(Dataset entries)
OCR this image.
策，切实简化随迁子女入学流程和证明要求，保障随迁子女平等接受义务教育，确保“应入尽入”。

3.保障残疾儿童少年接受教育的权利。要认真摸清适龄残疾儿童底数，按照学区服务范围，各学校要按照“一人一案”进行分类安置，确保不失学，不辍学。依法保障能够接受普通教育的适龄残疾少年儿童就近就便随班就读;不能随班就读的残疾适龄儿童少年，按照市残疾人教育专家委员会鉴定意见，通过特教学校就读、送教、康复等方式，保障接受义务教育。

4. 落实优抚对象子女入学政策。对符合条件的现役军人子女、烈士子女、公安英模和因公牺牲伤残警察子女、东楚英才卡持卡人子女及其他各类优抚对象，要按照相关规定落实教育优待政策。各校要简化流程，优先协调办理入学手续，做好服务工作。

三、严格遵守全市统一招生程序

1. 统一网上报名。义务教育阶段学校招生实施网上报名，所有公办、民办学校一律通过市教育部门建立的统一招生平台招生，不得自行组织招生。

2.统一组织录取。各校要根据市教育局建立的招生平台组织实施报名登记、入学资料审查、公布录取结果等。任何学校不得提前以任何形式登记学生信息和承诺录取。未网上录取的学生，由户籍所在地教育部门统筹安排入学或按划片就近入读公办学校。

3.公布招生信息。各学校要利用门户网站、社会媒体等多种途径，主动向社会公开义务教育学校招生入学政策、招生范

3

• _Your objective_
Transcribe all of the material exactly. Omit nothing.

• _Task response_
OCR this image.
策，切实简化随迁子女入学流程和证明要求，保障随迁子女平等接受义务教育，确保“应入尽入”。

3.保障残疾儿童少年接受教育的权利。要认真摸清适龄残疾儿童底数，按照学区服务范围，各学校要按照“一人一案”进行分类安置，确保不失学，不辍学。依法保障能够接受普通教育的适龄残疾少年儿童就近就便随班就读;不能随班就读的残疾适龄儿童少年，按照市残疾人教育专家委员会鉴定意见，通过特教学校就读、送教、康复等方式，保障接受义务教育。

4. 落实优抚对象子女入学政策。对符合条件的现役军人子女、烈士子女、公安英模和因公牺牲伤残警察子女、东楚英才卡持卡人子女及其他各类优抚对象，要按照相关规定落实教育优待政策。各校要简化流程，优先协调办理入学手续，做好服务工作。

三、严格遵守全市统一招生程序

1. 统一网上报名。义务教育阶段学校招生实施网上报名，所有公办、民办学校一律通过市教育部门建立的统一招生平台招生，不得自行组织招生。

2.统一组织录取。各校要根据市教育局建立的招生平台组织实施报名登记、入学资料审查、公布录取结果等。任何学校不得提前以任何形式登记学生信息和承诺录取。未网上录取的学生，由户籍所在地教育部门统筹安排入学或按划片就近入读公办学校。

3.公布招生信息。各学校要利用门户网站、社会媒体等多种途径，主动向社会公开义务教育学校招生入学政策、招生范

3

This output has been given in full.